_Detalhes da tarefa_
Devolva na íntegra, sem nenhuma alteração, o texto sobre as mulheres destemidas na Guerra de Princesa.

ODE

domingo, 26 de maio de 2024

Domingo eu conto

 

Por Domingos Sávio Maximiano Roberto

Mulheres destemidas

A “Guerra de Princesa” teve o condão de revelar comportamentos inusitados para aquela época, a exemplo de situações em que, algumas mulheres, tiveram a oportunidade de se revelarem destemidas diante de circunstâncias de extrema violência. Num tempo em que o protagonismo de quase tudo era reservado aos homens, enquanto que, às mulheres, cabia apenas as coisas que se atinham ao lar, três episódios revelam reações que transformaram, algumas senhoras, em verdadeiras heroínas pela participação, nas lutas, durante a Guerra de Princesa contra o governo do presidente (governador) da Paraíba, João Pessoa. Desde o início, até o fim do conflito, acontecimentos violentos, em circunstâncias perigosas, envolveram mulheres que, até então, pacíficas, se mostraram por demais corajosas em desafio às agressões advindas da polícia paraibana.

_Material fornecido_
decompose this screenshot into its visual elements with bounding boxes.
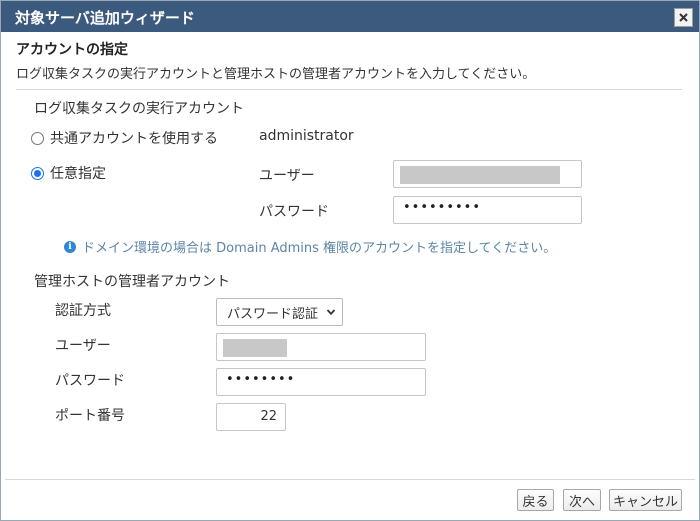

_Solução_
ODE

domingo, 26 de maio de 2024

Domingo eu conto

 

Por Domingos Sávio Maximiano Roberto

Mulheres destemidas

A “Guerra de Princesa” teve o condão de revelar comportamentos inusitados para aquela época, a exemplo de situações em que, algumas mulheres, tiveram a oportunidade de se revelarem destemidas diante de circunstâncias de extrema violência. Num tempo em que o protagonismo de quase tudo era reservado aos homens, enquanto que, às mulheres, cabia apenas as coisas que se atinham ao lar, três episódios revelam reações que transformaram, algumas senhoras, em verdadeiras heroínas pela participação, nas lutas, durante a Guerra de Princesa contra o governo do presidente (governador) da Paraíba, João Pessoa. Desde o início, até o fim do conflito, acontecimentos violentos, em circunstâncias perigosas, envolveram mulheres que, até então, pacíficas, se mostraram por demais corajosas em desafio às agressões advindas da polícia paraibana.